§ **Exercise**
Copy every one of the entries below word for word, and leave out the pictures.

§ **Data to use**
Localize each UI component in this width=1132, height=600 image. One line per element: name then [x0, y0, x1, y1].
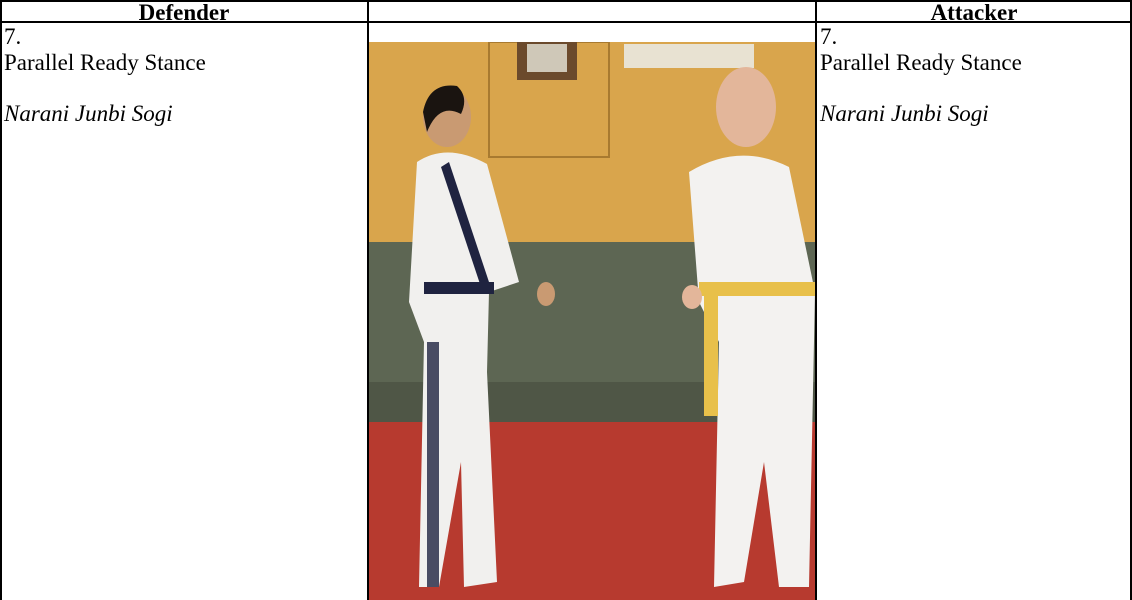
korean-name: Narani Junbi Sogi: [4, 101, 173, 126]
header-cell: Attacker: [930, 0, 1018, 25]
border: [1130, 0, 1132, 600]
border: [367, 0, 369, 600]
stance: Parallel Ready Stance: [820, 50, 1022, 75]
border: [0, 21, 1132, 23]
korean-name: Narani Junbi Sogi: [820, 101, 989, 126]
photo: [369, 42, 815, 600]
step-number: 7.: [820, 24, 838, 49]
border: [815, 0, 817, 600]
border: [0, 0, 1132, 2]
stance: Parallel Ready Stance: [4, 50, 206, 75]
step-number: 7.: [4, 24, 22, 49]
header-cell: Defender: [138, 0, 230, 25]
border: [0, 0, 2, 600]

§ **Answer to this problem**
Localize each UI component in this width=1132, height=600 image. One line per element: name then [x0, y0, x1, y1].
korean-name: Narani Junbi Sogi: [4, 101, 173, 126]
header-cell: Attacker: [930, 0, 1018, 25]
border: [1130, 0, 1132, 600]
border: [367, 0, 369, 600]
stance: Parallel Ready Stance: [820, 50, 1022, 75]
border: [0, 21, 1132, 23]
korean-name: Narani Junbi Sogi: [820, 101, 989, 126]
photo: [369, 42, 815, 600]
step-number: 7.: [820, 24, 838, 49]
border: [815, 0, 817, 600]
border: [0, 0, 1132, 2]
stance: Parallel Ready Stance: [4, 50, 206, 75]
step-number: 7.: [4, 24, 22, 49]
header-cell: Defender: [138, 0, 230, 25]
border: [0, 0, 2, 600]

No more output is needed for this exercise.